Dataset records

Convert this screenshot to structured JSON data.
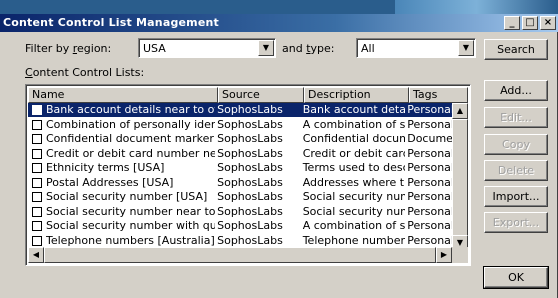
{
  "window": {
    "title": "Content Control List Management",
    "controls": {
      "minimize": "_",
      "maximize": "□",
      "close": "×"
    }
  },
  "filter": {
    "region_label_prefix": "Filter by ",
    "region_label_key": "r",
    "region_label_suffix": "egion:",
    "region_value": "USA",
    "type_label_prefix": "and ",
    "type_label_key": "t",
    "type_label_suffix": "ype:",
    "type_value": "All"
  },
  "list_label": {
    "key": "C",
    "rest": "ontent Control Lists:"
  },
  "columns": [
    "Name",
    "Source",
    "Description",
    "Tags"
  ],
  "rows": [
    {
      "name": "Bank account details near to other f...",
      "source": "SophosLabs",
      "description": "Bank account detail...",
      "tags": "Personally",
      "selected": true
    },
    {
      "name": "Combination of personally identifiab...",
      "source": "SophosLabs",
      "description": "A combination of so...",
      "tags": "Personally"
    },
    {
      "name": "Confidential document marker [USA]",
      "source": "SophosLabs",
      "description": "Confidential docum...",
      "tags": "Document"
    },
    {
      "name": "Credit or debit card number near to...",
      "source": "SophosLabs",
      "description": "Credit or debit card...",
      "tags": "Personally"
    },
    {
      "name": "Ethnicity terms [USA]",
      "source": "SophosLabs",
      "description": "Terms used to desc...",
      "tags": "Personally"
    },
    {
      "name": "Postal Addresses [USA]",
      "source": "SophosLabs",
      "description": "Addresses where t...",
      "tags": "Personally"
    },
    {
      "name": "Social security number [USA]",
      "source": "SophosLabs",
      "description": "Social security num...",
      "tags": "Personally"
    },
    {
      "name": "Social security number near to othe...",
      "source": "SophosLabs",
      "description": "Social security num...",
      "tags": "Personally"
    },
    {
      "name": "Social security number with qualifyi...",
      "source": "SophosLabs",
      "description": "A combination of so...",
      "tags": "Personally"
    },
    {
      "name": "Telephone numbers [Australia]",
      "source": "SophosLabs",
      "description": "Telephone numbers...",
      "tags": "Personally"
    }
  ],
  "buttons": {
    "search": "Search",
    "add": "Add...",
    "edit": "Edit...",
    "copy": "Copy",
    "delete": "Delete",
    "import": "Import...",
    "export": "Export...",
    "ok": "OK"
  },
  "icons": {
    "dropdown": "chevron-down-icon",
    "scroll_up": "arrow-up-icon",
    "scroll_down": "arrow-down-icon",
    "scroll_left": "arrow-left-icon",
    "scroll_right": "arrow-right-icon"
  },
  "colors": {
    "titlebar": "#0a246a",
    "selection": "#0a246a",
    "face": "#d4d0c8"
  }
}
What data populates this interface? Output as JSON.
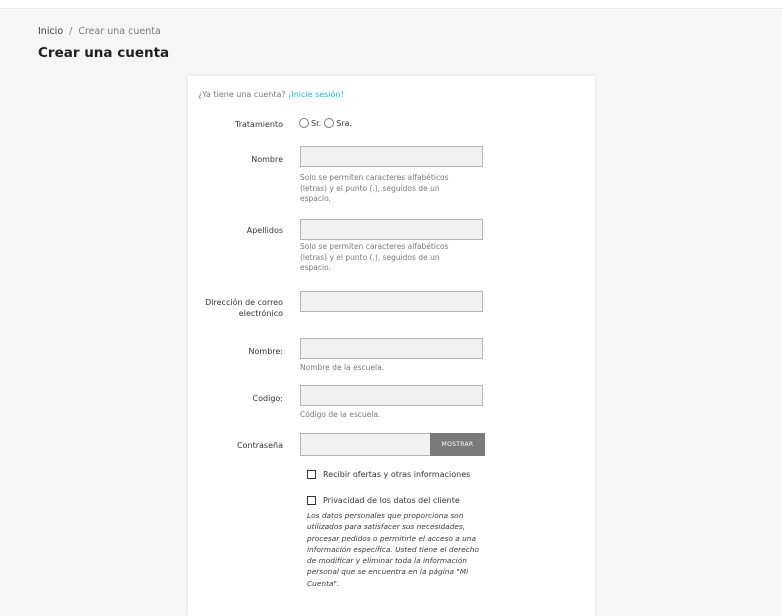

_EXERCISE OBJECTIVE:_ Pictures are excluded; copy every other part of the records exactly.

_RESPONSE TO THIS EXERCISE:_
Convert this screenshot to structured JSON data.
{
  "window": {
    "title": "Content Control List Management",
    "controls": {
      "minimize": "_",
      "maximize": "□",
      "close": "×"
    }
  },
  "filter": {
    "region_label_prefix": "Filter by ",
    "region_label_key": "r",
    "region_label_suffix": "egion:",
    "region_value": "USA",
    "type_label_prefix": "and ",
    "type_label_key": "t",
    "type_label_suffix": "ype:",
    "type_value": "All"
  },
  "list_label": {
    "key": "C",
    "rest": "ontent Control Lists:"
  },
  "columns": [
    "Name",
    "Source",
    "Description",
    "Tags"
  ],
  "rows": [
    {
      "name": "Bank account details near to other f...",
      "source": "SophosLabs",
      "description": "Bank account detail...",
      "tags": "Personally",
      "selected": true
    },
    {
      "name": "Combination of personally identifiab...",
      "source": "SophosLabs",
      "description": "A combination of so...",
      "tags": "Personally"
    },
    {
      "name": "Confidential document marker [USA]",
      "source": "SophosLabs",
      "description": "Confidential docum...",
      "tags": "Document"
    },
    {
      "name": "Credit or debit card number near to...",
      "source": "SophosLabs",
      "description": "Credit or debit card...",
      "tags": "Personally"
    },
    {
      "name": "Ethnicity terms [USA]",
      "source": "SophosLabs",
      "description": "Terms used to desc...",
      "tags": "Personally"
    },
    {
      "name": "Postal Addresses [USA]",
      "source": "SophosLabs",
      "description": "Addresses where t...",
      "tags": "Personally"
    },
    {
      "name": "Social security number [USA]",
      "source": "SophosLabs",
      "description": "Social security num...",
      "tags": "Personally"
    },
    {
      "name": "Social security number near to othe...",
      "source": "SophosLabs",
      "description": "Social security num...",
      "tags": "Personally"
    },
    {
      "name": "Social security number with qualifyi...",
      "source": "SophosLabs",
      "description": "A combination of so...",
      "tags": "Personally"
    },
    {
      "name": "Telephone numbers [Australia]",
      "source": "SophosLabs",
      "description": "Telephone numbers...",
      "tags": "Personally"
    }
  ],
  "buttons": {
    "search": "Search",
    "add": "Add...",
    "edit": "Edit...",
    "copy": "Copy",
    "delete": "Delete",
    "import": "Import...",
    "export": "Export...",
    "ok": "OK"
  },
  "icons": {
    "dropdown": "chevron-down-icon",
    "scroll_up": "arrow-up-icon",
    "scroll_down": "arrow-down-icon",
    "scroll_left": "arrow-left-icon",
    "scroll_right": "arrow-right-icon"
  },
  "colors": {
    "titlebar": "#0a246a",
    "selection": "#0a246a",
    "face": "#d4d0c8"
  }
}
What data populates this interface? Output as JSON.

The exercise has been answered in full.